**Record set:**
#####

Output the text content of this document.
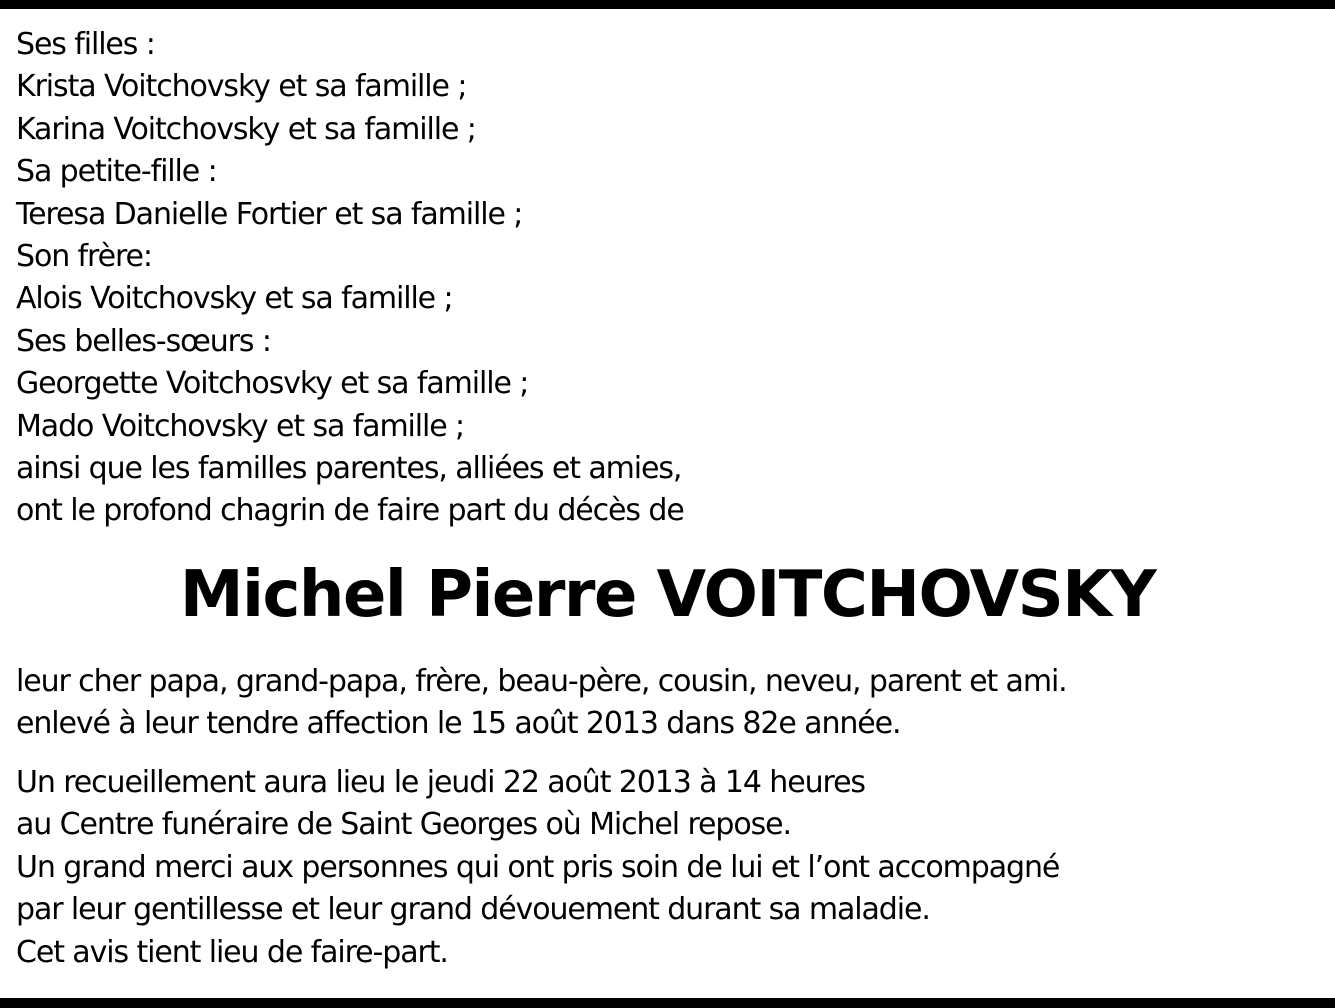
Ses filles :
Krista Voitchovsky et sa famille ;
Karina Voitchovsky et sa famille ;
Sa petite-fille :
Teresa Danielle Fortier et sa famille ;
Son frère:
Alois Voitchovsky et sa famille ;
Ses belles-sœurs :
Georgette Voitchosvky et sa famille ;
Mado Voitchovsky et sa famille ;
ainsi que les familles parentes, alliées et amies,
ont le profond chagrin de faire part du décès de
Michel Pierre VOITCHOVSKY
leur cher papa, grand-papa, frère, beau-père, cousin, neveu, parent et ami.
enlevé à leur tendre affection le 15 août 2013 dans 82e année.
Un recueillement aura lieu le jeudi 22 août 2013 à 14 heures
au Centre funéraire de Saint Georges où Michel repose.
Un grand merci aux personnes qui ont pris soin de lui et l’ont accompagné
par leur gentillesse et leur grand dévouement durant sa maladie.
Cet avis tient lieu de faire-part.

#####

The records above must be echoed exactly, minus their pictures.

**Task solution:**
Output the text content of this document.
Ses filles :
Krista Voitchovsky et sa famille ;
Karina Voitchovsky et sa famille ;
Sa petite-fille :
Teresa Danielle Fortier et sa famille ;
Son frère:
Alois Voitchovsky et sa famille ;
Ses belles-sœurs :
Georgette Voitchosvky et sa famille ;
Mado Voitchovsky et sa famille ;
ainsi que les familles parentes, alliées et amies,
ont le profond chagrin de faire part du décès de
Michel Pierre VOITCHOVSKY
leur cher papa, grand-papa, frère, beau-père, cousin, neveu, parent et ami.
enlevé à leur tendre affection le 15 août 2013 dans 82e année.
Un recueillement aura lieu le jeudi 22 août 2013 à 14 heures
au Centre funéraire de Saint Georges où Michel repose.
Un grand merci aux personnes qui ont pris soin de lui et l’ont accompagné
par leur gentillesse et leur grand dévouement durant sa maladie.
Cet avis tient lieu de faire-part.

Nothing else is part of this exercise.